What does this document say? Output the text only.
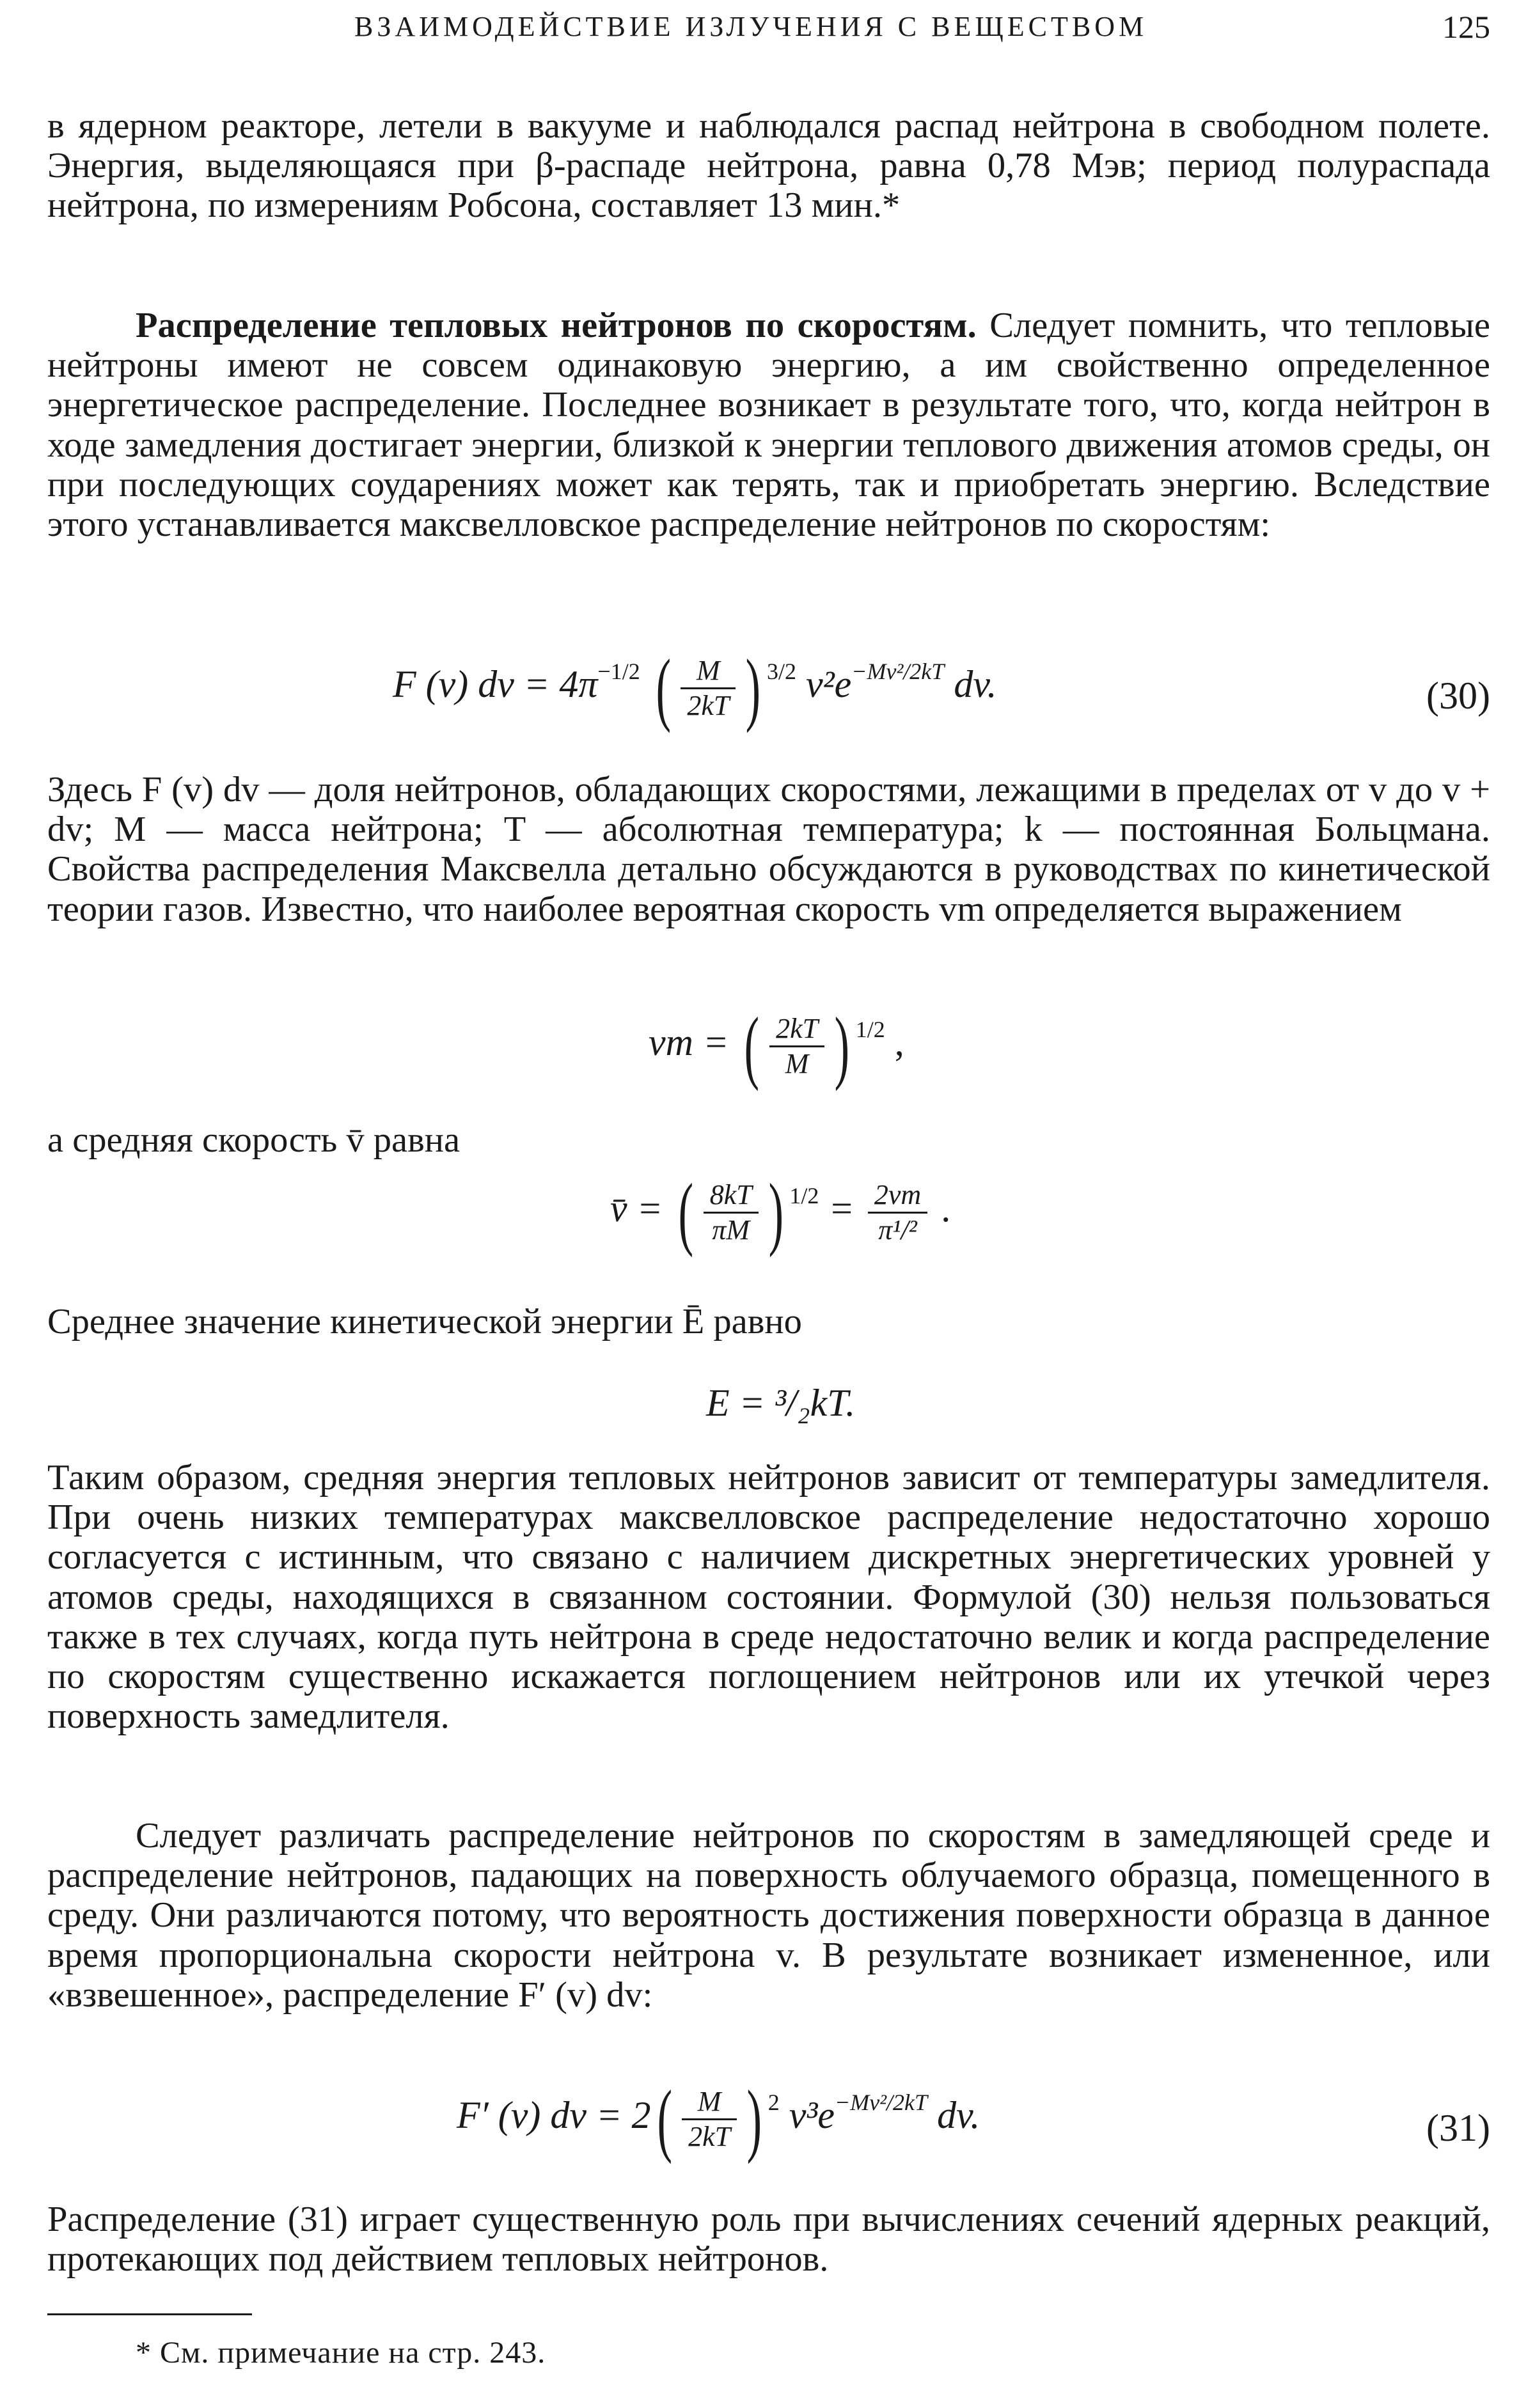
ВЗАИМОДЕЙСТВИЕ ИЗЛУЧЕНИЯ С ВЕЩЕСТВОМ	125

в ядерном реакторе, летели в вакууме и наблюдался распад нейтрона в свободном полете. Энергия, выделяющаяся при β-распаде нейтрона, равна 0,78 Мэв; период полураспада нейтрона, по измерениям Робсона, составляет 13 мин.*

Распределение тепловых нейтронов по скоростям. Следует помнить, что тепловые нейтроны имеют не совсем одинаковую энергию, а им свойственно определенное энергетическое распределение. Последнее возникает в результате того, что, когда нейтрон в ходе замедления достигает энергии, близкой к энергии теплового движения атомов среды, он при последующих соударениях может как терять, так и приобретать энергию. Вследствие этого устанавливается максвелловское распределение нейтронов по скоростям:

F (v) dv = $4\pi^{-1/2}$ ( $\frac{M}{2kT}$ ) $^{3/2}$ $v^2e^{-Mv^2/2kT}$ dv.	(30)

Здесь F (v) dv — доля нейтронов, обладающих скоростями, лежащими в пределах от v до v + dv; M — масса нейтрона; T — абсолютная температура; k — постоянная Больцмана. Свойства распределения Максвелла детально обсуждаются в руководствах по кинетической теории газов. Известно, что наиболее вероятная скорость vm определяется выражением

vm = ( $\frac{2kT}{M}$ ) $^{1/2}$ ,

а средняя скорость v̄ равна

v̄ = ( $\frac{8kT}{\pi M}$ ) $^{1/2} = \frac{2vm}{\text{π¹/²}}$ .

Среднее значение кинетической энергии Ē равно

E = ³/₂kT.

Таким образом, средняя энергия тепловых нейтронов зависит от температуры замедлителя. При очень низких температурах максвелловское распределение недостаточно хорошо согласуется с истинным, что связано с наличием дискретных энергетических уровней у атомов среды, находящихся в связанном состоянии. Формулой (30) нельзя пользоваться также в тех случаях, когда путь нейтрона в среде недостаточно велик и когда распределение по скоростям существенно искажается поглощением нейтронов или их утечкой через поверхность замедлителя.

Следует различать распределение нейтронов по скоростям в замедляющей среде и распределение нейтронов, падающих на поверхность облучаемого образца, помещенного в среду. Они различаются потому, что вероятность достижения поверхности образца в данное время пропорциональна скорости нейтрона v. В результате возникает измененное, или «взвешенное», распределение F′ (v) dv:

F′ (v) dv = $2( \frac{M}{2kT}$ ) $^2$ $v^3e^{-Mv^2/2kT}$ dv.	(31)

Распределение (31) играет существенную роль при вычислениях сечений ядерных реакций, протекающих под действием тепловых нейтронов.

* См. примечание на стр. 243.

* WHAT IS BEING ASKED *
Look through the lines above and collect those with the word "скорость".

* SOLUTION TO THE PROBLEM *
Здесь F (v) dv — доля нейтронов, обладающих скоростями, лежащими в пределах от v до v + dv; M — масса нейтрона; T — абсолютная температура; k — постоянная Больцмана. Свойства распределения Максвелла детально обсуждаются в руководствах по кинетической теории газов. Известно, что наиболее вероятная скорость vm определяется выражением
а средняя скорость v̄ равна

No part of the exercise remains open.